Data records
• • • • • • •
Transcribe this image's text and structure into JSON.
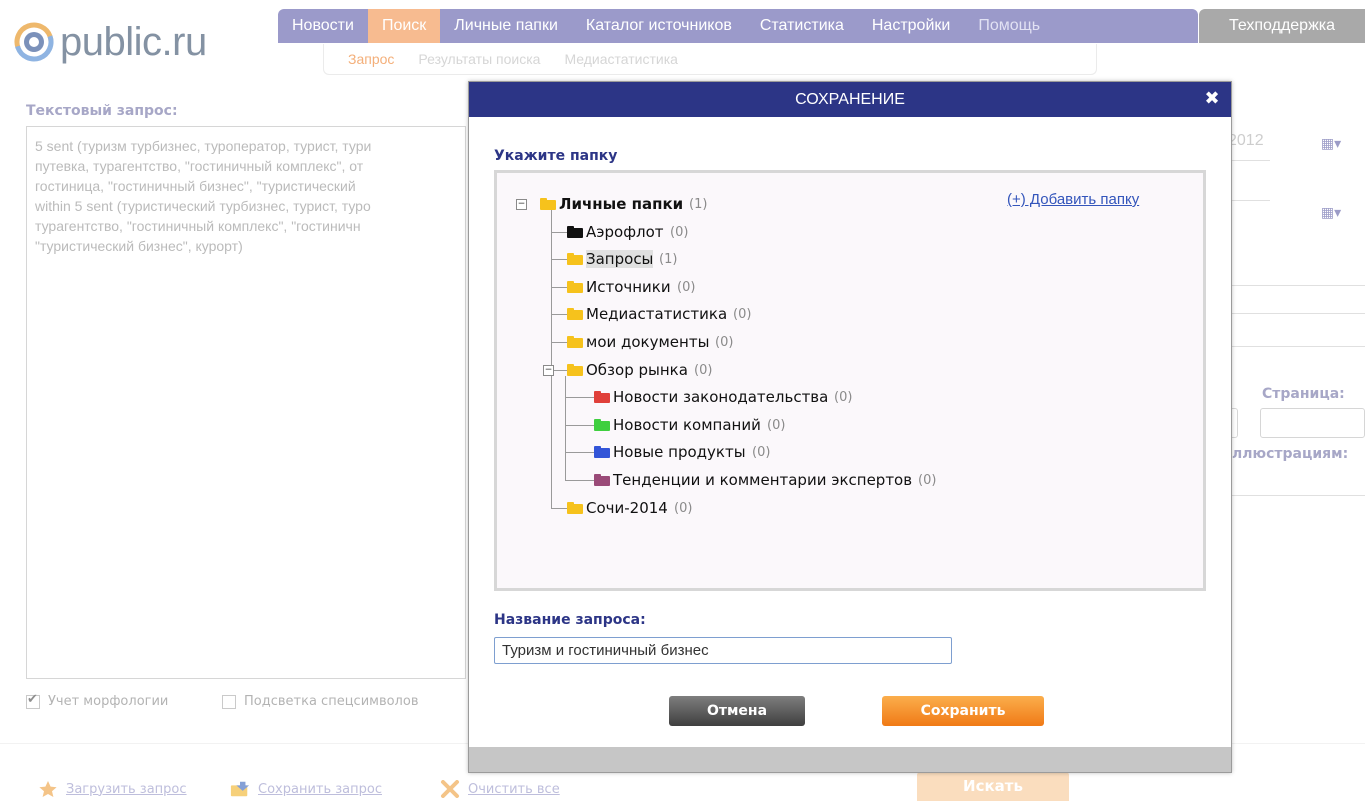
{
  "logo": {
    "text": "public.ru"
  },
  "nav": {
    "items": [
      {
        "label": "Новости"
      },
      {
        "label": "Поиск",
        "active": true
      },
      {
        "label": "Личные папки"
      },
      {
        "label": "Каталог источников"
      },
      {
        "label": "Статистика"
      },
      {
        "label": "Настройки"
      },
      {
        "label": "Помощь"
      }
    ],
    "support": "Техподдержка"
  },
  "subnav": {
    "items": [
      "Запрос",
      "Результаты поиска",
      "Медиастатистика"
    ],
    "active_index": 0
  },
  "query": {
    "title": "Текстовый запрос:",
    "text": "5 sent (туризм турбизнес, туроператор, турист, тури\nпутевка, турагентство, \"гостиничный комплекс\", от\nгостиница, \"гостиничный бизнес\", \"туристический\nwithin 5 sent (туристический турбизнес, турист, туро\nтурагентство, \"гостиничный комплекс\",  \"гостиничн\n\"туристический бизнес\", курорт)",
    "morphology_label": "Учет морфологии",
    "morphology_checked": true,
    "highlight_label": "Подсветка спецсимволов",
    "highlight_checked": false
  },
  "right_panel": {
    "date_text": "2012",
    "calendar_icon": "calendar-grid-icon",
    "page_label": "Страница:",
    "illustrations_label": "ллюстрациям:"
  },
  "actions": {
    "load": "Загрузить запрос",
    "save": "Сохранить запрос",
    "clear": "Очистить все",
    "search": "Искать"
  },
  "modal": {
    "title": "СОХРАНЕНИЕ",
    "close_icon": "close-icon",
    "folder_label": "Укажите папку",
    "add_folder": "(+) Добавить папку",
    "name_label": "Название запроса:",
    "name_value": "Туризм и гостиничный бизнес",
    "cancel": "Отмена",
    "save": "Сохранить"
  },
  "tree": [
    {
      "label": "Личные папки",
      "count": "(1)",
      "depth": 0,
      "color": "#f6c21c",
      "root": true,
      "expanded": true
    },
    {
      "label": "Аэрофлот",
      "count": "(0)",
      "depth": 1,
      "color": "#111111"
    },
    {
      "label": "Запросы",
      "count": "(1)",
      "depth": 1,
      "color": "#f6c21c",
      "selected": true
    },
    {
      "label": "Источники",
      "count": "(0)",
      "depth": 1,
      "color": "#f6c21c"
    },
    {
      "label": "Медиастатистика",
      "count": "(0)",
      "depth": 1,
      "color": "#f6c21c"
    },
    {
      "label": "мои документы",
      "count": "(0)",
      "depth": 1,
      "color": "#f6c21c"
    },
    {
      "label": "Обзор рынка",
      "count": "(0)",
      "depth": 1,
      "color": "#f6c21c",
      "expanded": true
    },
    {
      "label": "Новости законодательства",
      "count": "(0)",
      "depth": 2,
      "color": "#e0403a"
    },
    {
      "label": "Новости компаний",
      "count": "(0)",
      "depth": 2,
      "color": "#3fcf3f"
    },
    {
      "label": "Новые продукты",
      "count": "(0)",
      "depth": 2,
      "color": "#3355d8"
    },
    {
      "label": "Тенденции и комментарии экспертов",
      "count": "(0)",
      "depth": 2,
      "color": "#9a4a78"
    },
    {
      "label": "Сочи-2014",
      "count": "(0)",
      "depth": 1,
      "color": "#f6c21c"
    }
  ]
}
• • • • • • •
Exercise requirements: With the pictures left out, transcribe the material exactly.

Finished exercise:
Transcribe this image's text and structure into JSON.
{
  "logo": {
    "text": "public.ru"
  },
  "nav": {
    "items": [
      {
        "label": "Новости"
      },
      {
        "label": "Поиск",
        "active": true
      },
      {
        "label": "Личные папки"
      },
      {
        "label": "Каталог источников"
      },
      {
        "label": "Статистика"
      },
      {
        "label": "Настройки"
      },
      {
        "label": "Помощь"
      }
    ],
    "support": "Техподдержка"
  },
  "subnav": {
    "items": [
      "Запрос",
      "Результаты поиска",
      "Медиастатистика"
    ],
    "active_index": 0
  },
  "query": {
    "title": "Текстовый запрос:",
    "text": "5 sent (туризм турбизнес, туроператор, турист, тури\nпутевка, турагентство, \"гостиничный комплекс\", от\nгостиница, \"гостиничный бизнес\", \"туристический\nwithin 5 sent (туристический турбизнес, турист, туро\nтурагентство, \"гостиничный комплекс\",  \"гостиничн\n\"туристический бизнес\", курорт)",
    "morphology_label": "Учет морфологии",
    "morphology_checked": true,
    "highlight_label": "Подсветка спецсимволов",
    "highlight_checked": false
  },
  "right_panel": {
    "date_text": "2012",
    "calendar_icon": "calendar-grid-icon",
    "page_label": "Страница:",
    "illustrations_label": "ллюстрациям:"
  },
  "actions": {
    "load": "Загрузить запрос",
    "save": "Сохранить запрос",
    "clear": "Очистить все",
    "search": "Искать"
  },
  "modal": {
    "title": "СОХРАНЕНИЕ",
    "close_icon": "close-icon",
    "folder_label": "Укажите папку",
    "add_folder": "(+) Добавить папку",
    "name_label": "Название запроса:",
    "name_value": "Туризм и гостиничный бизнес",
    "cancel": "Отмена",
    "save": "Сохранить"
  },
  "tree": [
    {
      "label": "Личные папки",
      "count": "(1)",
      "depth": 0,
      "color": "#f6c21c",
      "root": true,
      "expanded": true
    },
    {
      "label": "Аэрофлот",
      "count": "(0)",
      "depth": 1,
      "color": "#111111"
    },
    {
      "label": "Запросы",
      "count": "(1)",
      "depth": 1,
      "color": "#f6c21c",
      "selected": true
    },
    {
      "label": "Источники",
      "count": "(0)",
      "depth": 1,
      "color": "#f6c21c"
    },
    {
      "label": "Медиастатистика",
      "count": "(0)",
      "depth": 1,
      "color": "#f6c21c"
    },
    {
      "label": "мои документы",
      "count": "(0)",
      "depth": 1,
      "color": "#f6c21c"
    },
    {
      "label": "Обзор рынка",
      "count": "(0)",
      "depth": 1,
      "color": "#f6c21c",
      "expanded": true
    },
    {
      "label": "Новости законодательства",
      "count": "(0)",
      "depth": 2,
      "color": "#e0403a"
    },
    {
      "label": "Новости компаний",
      "count": "(0)",
      "depth": 2,
      "color": "#3fcf3f"
    },
    {
      "label": "Новые продукты",
      "count": "(0)",
      "depth": 2,
      "color": "#3355d8"
    },
    {
      "label": "Тенденции и комментарии экспертов",
      "count": "(0)",
      "depth": 2,
      "color": "#9a4a78"
    },
    {
      "label": "Сочи-2014",
      "count": "(0)",
      "depth": 1,
      "color": "#f6c21c"
    }
  ]
}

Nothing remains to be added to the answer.